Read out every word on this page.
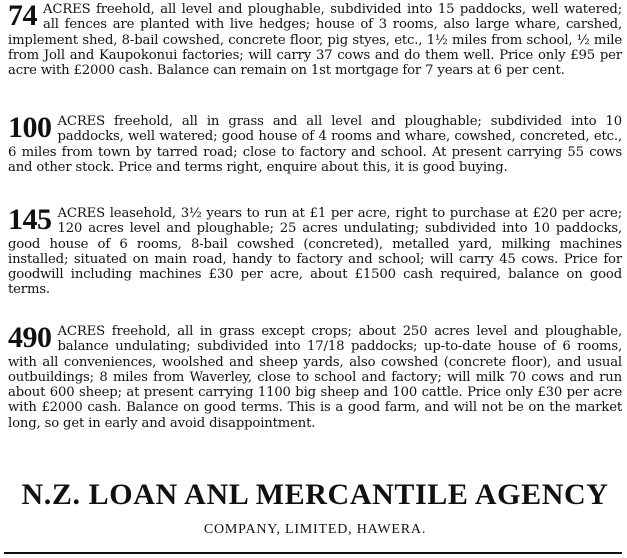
74 ACRES freehold, all level and ploughable, subdivided into 15 paddocks, well watered; all fences are planted with live hedges; house of 3 rooms, also large whare, carshed, implement shed, 8-bail cowshed, concrete floor, pig styes, etc., 1½ miles from school, ½ mile from Joll and Kaupokonui factories; will carry 37 cows and do them well. Price only £95 per acre with £2000 cash. Balance can remain on 1st mortgage for 7 years at 6 per cent.
100 ACRES freehold, all in grass and all level and ploughable; subdivided into 10 paddocks, well watered; good house of 4 rooms and whare, cowshed, concreted, etc., 6 miles from town by tarred road; close to factory and school. At present carrying 55 cows and other stock. Price and terms right, enquire about this, it is good buying.
145 ACRES leasehold, 3½ years to run at £1 per acre, right to purchase at £20 per acre; 120 acres level and ploughable; 25 acres undulating; subdivided into 10 paddocks, good house of 6 rooms, 8-bail cowshed (concreted), metalled yard, milking machines installed; situated on main road, handy to factory and school; will carry 45 cows. Price for goodwill including machines £30 per acre, about £1500 cash required, balance on good terms.
490 ACRES freehold, all in grass except crops; about 250 acres level and ploughable, balance undulating; subdivided into 17/18 paddocks; up-to-date house of 6 rooms, with all conveniences, woolshed and sheep yards, also cowshed (concrete floor), and usual outbuildings; 8 miles from Waverley, close to school and factory; will milk 70 cows and run about 600 sheep; at present carrying 1100 big sheep and 100 cattle. Price only £30 per acre with £2000 cash. Balance on good terms. This is a good farm, and will not be on the market long, so get in early and avoid disappointment.
N.Z. LOAN ANL MERCANTILE AGENCY
COMPANY, LIMITED, HAWERA.
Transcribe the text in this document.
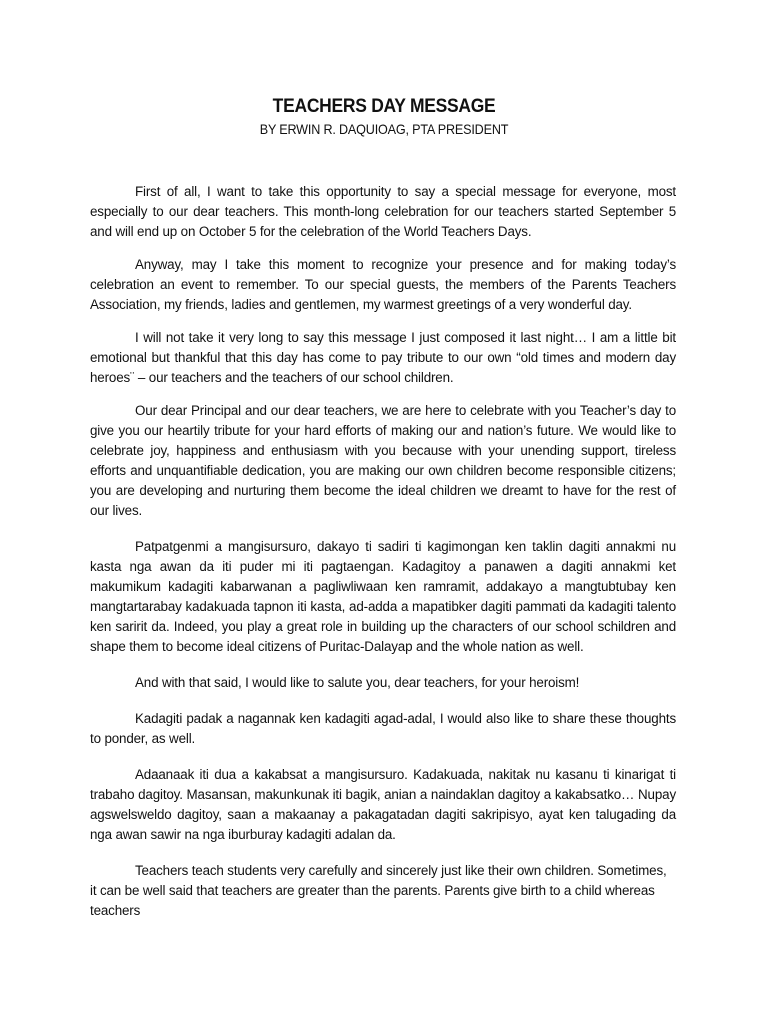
TEACHERS DAY MESSAGE
BY ERWIN R. DAQUIOAG, PTA PRESIDENT

First of all, I want to take this opportunity to say a special message for everyone, most especially to our dear teachers. This month-long celebration for our teachers started September 5 and will end up on October 5 for the celebration of the World Teachers Days.

Anyway, may I take this moment to recognize your presence and for making today’s celebration an event to remember. To our special guests, the members of the Parents Teachers Association, my friends, ladies and gentlemen, my warmest greetings of a very wonderful day.

I will not take it very long to say this message I just composed it last night… I am a little bit emotional but thankful that this day has come to pay tribute to our own “old times and modern day heroes¨ – our teachers and the teachers of our school children.

Our dear Principal and our dear teachers, we are here to celebrate with you Teacher’s day to give you our heartily tribute for your hard efforts of making our and nation’s future. We would like to celebrate joy, happiness and enthusiasm with you because with your unending support, tireless efforts and unquantifiable dedication, you are making our own children become responsible citizens; you are developing and nurturing them become the ideal children we dreamt to have for the rest of our lives.

Patpatgenmi a mangisursuro, dakayo ti sadiri ti kagimongan ken taklin dagiti annakmi nu kasta nga awan da iti puder mi iti pagtaengan. Kadagitoy a panawen a dagiti annakmi ket makumikum kadagiti kabarwanan a pagliwliwaan ken ramramit, addakayo a mangtubtubay ken mangtartarabay kadakuada tapnon iti kasta, ad-adda a mapatibker dagiti pammati da kadagiti talento ken saririt da. Indeed, you play a great role in building up the characters of our school schildren and shape them to become ideal citizens of Puritac-Dalayap and the whole nation as well.

And with that said, I would like to salute you, dear teachers, for your heroism!

Kadagiti padak a nagannak ken kadagiti agad-adal, I would also like to share these thoughts to ponder, as well.

Adaanaak iti dua a kakabsat a mangisursuro. Kadakuada, nakitak nu kasanu ti kinarigat ti trabaho dagitoy. Masansan, makunkunak iti bagik, anian a naindaklan dagitoy a kakabsatko… Nupay agswelsweldo dagitoy, saan a makaanay a pakagatadan dagiti sakripisyo, ayat ken talugading da nga awan sawir na nga iburburay kadagiti adalan da.

Teachers teach students very carefully and sincerely just like their own children. Sometimes, it can be well said that teachers are greater than the parents. Parents give birth to a child whereas teachers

• STATED EXERCISE
Your copy should hold every record word for word and none of the pictures.

• RESULT OF THE TASK
Read out every word on this page.
74 ACRES freehold, all level and ploughable, subdivided into 15 paddocks, well watered; all fences are planted with live hedges; house of 3 rooms, also large whare, carshed, implement shed, 8-bail cowshed, concrete floor, pig styes, etc., 1½ miles from school, ½ mile from Joll and Kaupokonui factories; will carry 37 cows and do them well. Price only £95 per acre with £2000 cash. Balance can remain on 1st mortgage for 7 years at 6 per cent.
100 ACRES freehold, all in grass and all level and ploughable; subdivided into 10 paddocks, well watered; good house of 4 rooms and whare, cowshed, concreted, etc., 6 miles from town by tarred road; close to factory and school. At present carrying 55 cows and other stock. Price and terms right, enquire about this, it is good buying.
145 ACRES leasehold, 3½ years to run at £1 per acre, right to purchase at £20 per acre; 120 acres level and ploughable; 25 acres undulating; subdivided into 10 paddocks, good house of 6 rooms, 8-bail cowshed (concreted), metalled yard, milking machines installed; situated on main road, handy to factory and school; will carry 45 cows. Price for goodwill including machines £30 per acre, about £1500 cash required, balance on good terms.
490 ACRES freehold, all in grass except crops; about 250 acres level and ploughable, balance undulating; subdivided into 17/18 paddocks; up-to-date house of 6 rooms, with all conveniences, woolshed and sheep yards, also cowshed (concrete floor), and usual outbuildings; 8 miles from Waverley, close to school and factory; will milk 70 cows and run about 600 sheep; at present carrying 1100 big sheep and 100 cattle. Price only £30 per acre with £2000 cash. Balance on good terms. This is a good farm, and will not be on the market long, so get in early and avoid disappointment.
N.Z. LOAN ANL MERCANTILE AGENCY
COMPANY, LIMITED, HAWERA.
Transcribe the text in this document.
TEACHERS DAY MESSAGE
BY ERWIN R. DAQUIOAG, PTA PRESIDENT

First of all, I want to take this opportunity to say a special message for everyone, most especially to our dear teachers. This month-long celebration for our teachers started September 5 and will end up on October 5 for the celebration of the World Teachers Days.

Anyway, may I take this moment to recognize your presence and for making today’s celebration an event to remember. To our special guests, the members of the Parents Teachers Association, my friends, ladies and gentlemen, my warmest greetings of a very wonderful day.

I will not take it very long to say this message I just composed it last night… I am a little bit emotional but thankful that this day has come to pay tribute to our own “old times and modern day heroes¨ – our teachers and the teachers of our school children.

Our dear Principal and our dear teachers, we are here to celebrate with you Teacher’s day to give you our heartily tribute for your hard efforts of making our and nation’s future. We would like to celebrate joy, happiness and enthusiasm with you because with your unending support, tireless efforts and unquantifiable dedication, you are making our own children become responsible citizens; you are developing and nurturing them become the ideal children we dreamt to have for the rest of our lives.

Patpatgenmi a mangisursuro, dakayo ti sadiri ti kagimongan ken taklin dagiti annakmi nu kasta nga awan da iti puder mi iti pagtaengan. Kadagitoy a panawen a dagiti annakmi ket makumikum kadagiti kabarwanan a pagliwliwaan ken ramramit, addakayo a mangtubtubay ken mangtartarabay kadakuada tapnon iti kasta, ad-adda a mapatibker dagiti pammati da kadagiti talento ken saririt da. Indeed, you play a great role in building up the characters of our school schildren and shape them to become ideal citizens of Puritac-Dalayap and the whole nation as well.

And with that said, I would like to salute you, dear teachers, for your heroism!

Kadagiti padak a nagannak ken kadagiti agad-adal, I would also like to share these thoughts to ponder, as well.

Adaanaak iti dua a kakabsat a mangisursuro. Kadakuada, nakitak nu kasanu ti kinarigat ti trabaho dagitoy. Masansan, makunkunak iti bagik, anian a naindaklan dagitoy a kakabsatko… Nupay agswelsweldo dagitoy, saan a makaanay a pakagatadan dagiti sakripisyo, ayat ken talugading da nga awan sawir na nga iburburay kadagiti adalan da.

Teachers teach students very carefully and sincerely just like their own children. Sometimes, it can be well said that teachers are greater than the parents. Parents give birth to a child whereas teachers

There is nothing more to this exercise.